◆ Exercise brief: Restate the data exactly as given and keep the pictures out.

Stored records
^^^^

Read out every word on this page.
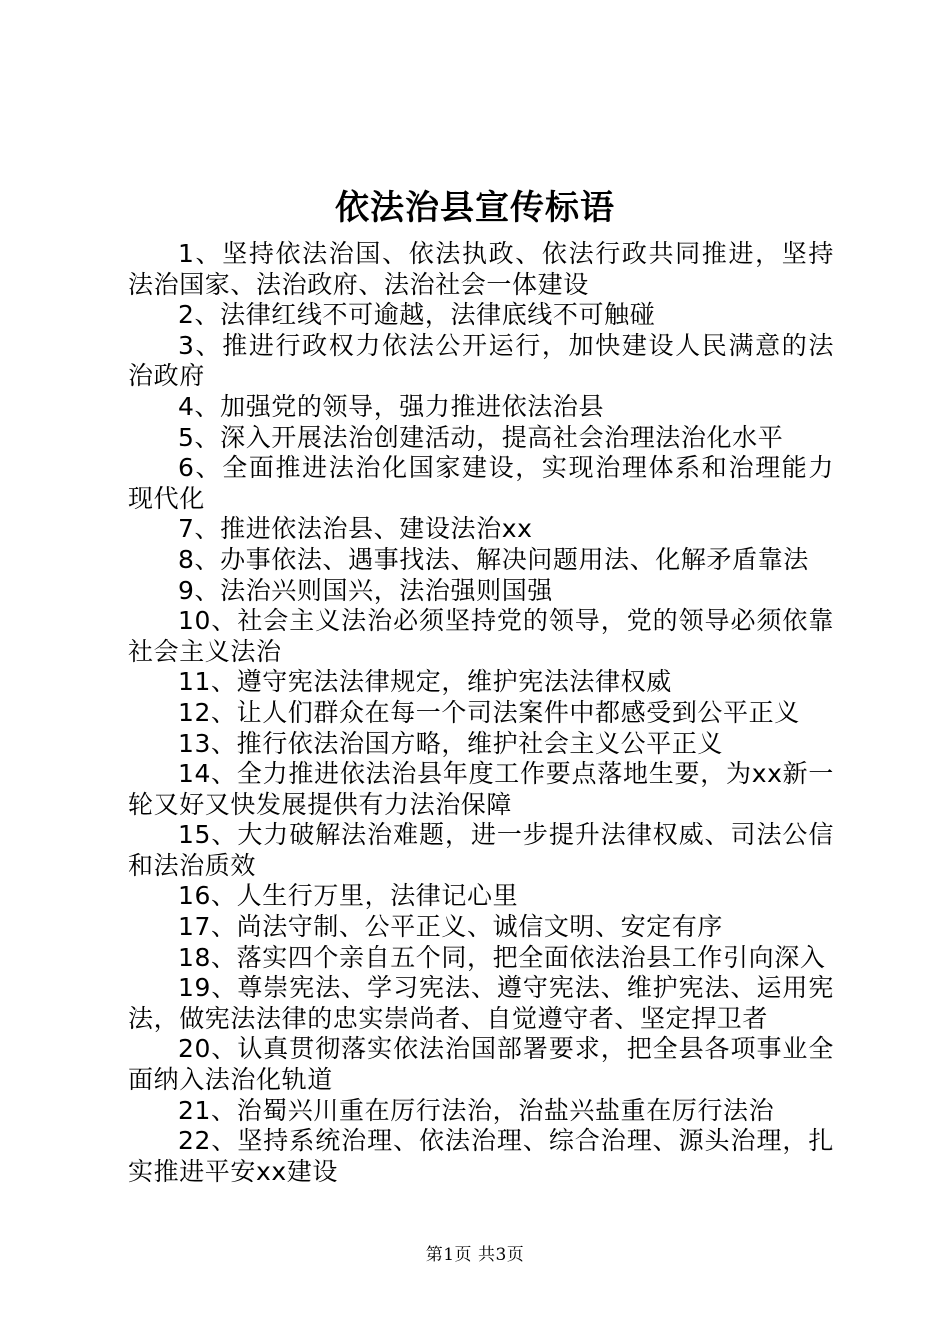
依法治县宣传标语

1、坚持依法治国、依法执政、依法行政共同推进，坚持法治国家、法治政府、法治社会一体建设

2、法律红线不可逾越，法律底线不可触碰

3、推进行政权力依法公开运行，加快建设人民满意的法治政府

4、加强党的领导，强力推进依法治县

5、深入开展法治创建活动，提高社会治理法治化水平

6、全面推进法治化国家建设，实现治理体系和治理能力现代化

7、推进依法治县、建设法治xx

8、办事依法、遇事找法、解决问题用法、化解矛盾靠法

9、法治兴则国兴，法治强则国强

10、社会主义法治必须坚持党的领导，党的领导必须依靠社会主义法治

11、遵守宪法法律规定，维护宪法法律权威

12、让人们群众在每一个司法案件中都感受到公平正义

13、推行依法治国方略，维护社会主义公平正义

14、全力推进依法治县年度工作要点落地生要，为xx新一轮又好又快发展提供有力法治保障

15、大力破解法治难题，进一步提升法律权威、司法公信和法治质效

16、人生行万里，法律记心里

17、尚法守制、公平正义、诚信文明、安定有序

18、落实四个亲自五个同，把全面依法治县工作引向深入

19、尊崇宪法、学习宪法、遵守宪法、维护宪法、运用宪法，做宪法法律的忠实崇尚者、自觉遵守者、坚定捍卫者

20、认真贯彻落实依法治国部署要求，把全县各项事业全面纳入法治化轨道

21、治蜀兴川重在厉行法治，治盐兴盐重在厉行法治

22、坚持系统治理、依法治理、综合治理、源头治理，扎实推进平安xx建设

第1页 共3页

^^^^

◆ Response to the exercise:
Read out every word on this page.
依法治县宣传标语

1、坚持依法治国、依法执政、依法行政共同推进，坚持法治国家、法治政府、法治社会一体建设

2、法律红线不可逾越，法律底线不可触碰

3、推进行政权力依法公开运行，加快建设人民满意的法治政府

4、加强党的领导，强力推进依法治县

5、深入开展法治创建活动，提高社会治理法治化水平

6、全面推进法治化国家建设，实现治理体系和治理能力现代化

7、推进依法治县、建设法治xx

8、办事依法、遇事找法、解决问题用法、化解矛盾靠法

9、法治兴则国兴，法治强则国强

10、社会主义法治必须坚持党的领导，党的领导必须依靠社会主义法治

11、遵守宪法法律规定，维护宪法法律权威

12、让人们群众在每一个司法案件中都感受到公平正义

13、推行依法治国方略，维护社会主义公平正义

14、全力推进依法治县年度工作要点落地生要，为xx新一轮又好又快发展提供有力法治保障

15、大力破解法治难题，进一步提升法律权威、司法公信和法治质效

16、人生行万里，法律记心里

17、尚法守制、公平正义、诚信文明、安定有序

18、落实四个亲自五个同，把全面依法治县工作引向深入

19、尊崇宪法、学习宪法、遵守宪法、维护宪法、运用宪法，做宪法法律的忠实崇尚者、自觉遵守者、坚定捍卫者

20、认真贯彻落实依法治国部署要求，把全县各项事业全面纳入法治化轨道

21、治蜀兴川重在厉行法治，治盐兴盐重在厉行法治

22、坚持系统治理、依法治理、综合治理、源头治理，扎实推进平安xx建设

第1页 共3页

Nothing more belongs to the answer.